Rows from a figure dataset
........

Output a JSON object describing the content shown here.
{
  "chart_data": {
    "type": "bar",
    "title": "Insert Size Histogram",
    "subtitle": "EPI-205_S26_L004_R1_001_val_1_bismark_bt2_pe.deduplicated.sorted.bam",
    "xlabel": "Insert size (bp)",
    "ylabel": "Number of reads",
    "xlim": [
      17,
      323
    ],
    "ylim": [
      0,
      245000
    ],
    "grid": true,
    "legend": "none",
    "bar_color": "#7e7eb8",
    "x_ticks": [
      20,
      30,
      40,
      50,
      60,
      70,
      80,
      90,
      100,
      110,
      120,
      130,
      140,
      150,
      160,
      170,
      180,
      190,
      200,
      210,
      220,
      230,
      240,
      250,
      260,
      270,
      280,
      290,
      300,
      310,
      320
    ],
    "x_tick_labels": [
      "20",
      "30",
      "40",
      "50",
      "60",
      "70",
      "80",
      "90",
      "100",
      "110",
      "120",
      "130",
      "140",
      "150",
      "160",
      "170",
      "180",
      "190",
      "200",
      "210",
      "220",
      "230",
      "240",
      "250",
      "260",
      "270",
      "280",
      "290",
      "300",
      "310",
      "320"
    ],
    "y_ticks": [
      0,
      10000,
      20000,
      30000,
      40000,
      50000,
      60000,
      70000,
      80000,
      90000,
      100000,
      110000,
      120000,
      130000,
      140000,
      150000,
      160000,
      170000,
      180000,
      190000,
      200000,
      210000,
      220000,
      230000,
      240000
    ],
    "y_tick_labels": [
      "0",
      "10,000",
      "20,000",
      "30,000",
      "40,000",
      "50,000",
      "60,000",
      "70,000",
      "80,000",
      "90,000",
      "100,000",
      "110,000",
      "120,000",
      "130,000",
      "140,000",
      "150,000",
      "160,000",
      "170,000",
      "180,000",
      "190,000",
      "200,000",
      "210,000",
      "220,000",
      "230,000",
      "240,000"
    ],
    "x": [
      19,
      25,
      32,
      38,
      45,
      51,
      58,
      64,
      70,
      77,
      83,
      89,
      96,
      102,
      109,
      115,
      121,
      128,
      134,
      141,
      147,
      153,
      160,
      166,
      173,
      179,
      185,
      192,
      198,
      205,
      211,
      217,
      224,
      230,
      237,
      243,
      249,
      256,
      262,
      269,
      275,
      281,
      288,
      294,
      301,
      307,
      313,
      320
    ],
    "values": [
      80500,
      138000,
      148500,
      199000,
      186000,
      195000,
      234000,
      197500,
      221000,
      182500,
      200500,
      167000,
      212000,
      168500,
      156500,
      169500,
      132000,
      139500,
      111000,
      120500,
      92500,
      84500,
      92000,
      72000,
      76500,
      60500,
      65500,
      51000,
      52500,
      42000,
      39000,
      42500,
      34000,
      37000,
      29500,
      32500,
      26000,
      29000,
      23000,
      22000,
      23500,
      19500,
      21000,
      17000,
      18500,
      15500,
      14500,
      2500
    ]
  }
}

........

● Goal: Set all of the entries down again, exactly as they were given.

● Worked solution:
Output a JSON object describing the content shown here.
{
  "chart_data": {
    "type": "bar",
    "title": "Insert Size Histogram",
    "subtitle": "EPI-205_S26_L004_R1_001_val_1_bismark_bt2_pe.deduplicated.sorted.bam",
    "xlabel": "Insert size (bp)",
    "ylabel": "Number of reads",
    "xlim": [
      17,
      323
    ],
    "ylim": [
      0,
      245000
    ],
    "grid": true,
    "legend": "none",
    "bar_color": "#7e7eb8",
    "x_ticks": [
      20,
      30,
      40,
      50,
      60,
      70,
      80,
      90,
      100,
      110,
      120,
      130,
      140,
      150,
      160,
      170,
      180,
      190,
      200,
      210,
      220,
      230,
      240,
      250,
      260,
      270,
      280,
      290,
      300,
      310,
      320
    ],
    "x_tick_labels": [
      "20",
      "30",
      "40",
      "50",
      "60",
      "70",
      "80",
      "90",
      "100",
      "110",
      "120",
      "130",
      "140",
      "150",
      "160",
      "170",
      "180",
      "190",
      "200",
      "210",
      "220",
      "230",
      "240",
      "250",
      "260",
      "270",
      "280",
      "290",
      "300",
      "310",
      "320"
    ],
    "y_ticks": [
      0,
      10000,
      20000,
      30000,
      40000,
      50000,
      60000,
      70000,
      80000,
      90000,
      100000,
      110000,
      120000,
      130000,
      140000,
      150000,
      160000,
      170000,
      180000,
      190000,
      200000,
      210000,
      220000,
      230000,
      240000
    ],
    "y_tick_labels": [
      "0",
      "10,000",
      "20,000",
      "30,000",
      "40,000",
      "50,000",
      "60,000",
      "70,000",
      "80,000",
      "90,000",
      "100,000",
      "110,000",
      "120,000",
      "130,000",
      "140,000",
      "150,000",
      "160,000",
      "170,000",
      "180,000",
      "190,000",
      "200,000",
      "210,000",
      "220,000",
      "230,000",
      "240,000"
    ],
    "x": [
      19,
      25,
      32,
      38,
      45,
      51,
      58,
      64,
      70,
      77,
      83,
      89,
      96,
      102,
      109,
      115,
      121,
      128,
      134,
      141,
      147,
      153,
      160,
      166,
      173,
      179,
      185,
      192,
      198,
      205,
      211,
      217,
      224,
      230,
      237,
      243,
      249,
      256,
      262,
      269,
      275,
      281,
      288,
      294,
      301,
      307,
      313,
      320
    ],
    "values": [
      80500,
      138000,
      148500,
      199000,
      186000,
      195000,
      234000,
      197500,
      221000,
      182500,
      200500,
      167000,
      212000,
      168500,
      156500,
      169500,
      132000,
      139500,
      111000,
      120500,
      92500,
      84500,
      92000,
      72000,
      76500,
      60500,
      65500,
      51000,
      52500,
      42000,
      39000,
      42500,
      34000,
      37000,
      29500,
      32500,
      26000,
      29000,
      23000,
      22000,
      23500,
      19500,
      21000,
      17000,
      18500,
      15500,
      14500,
      2500
    ]
  }
}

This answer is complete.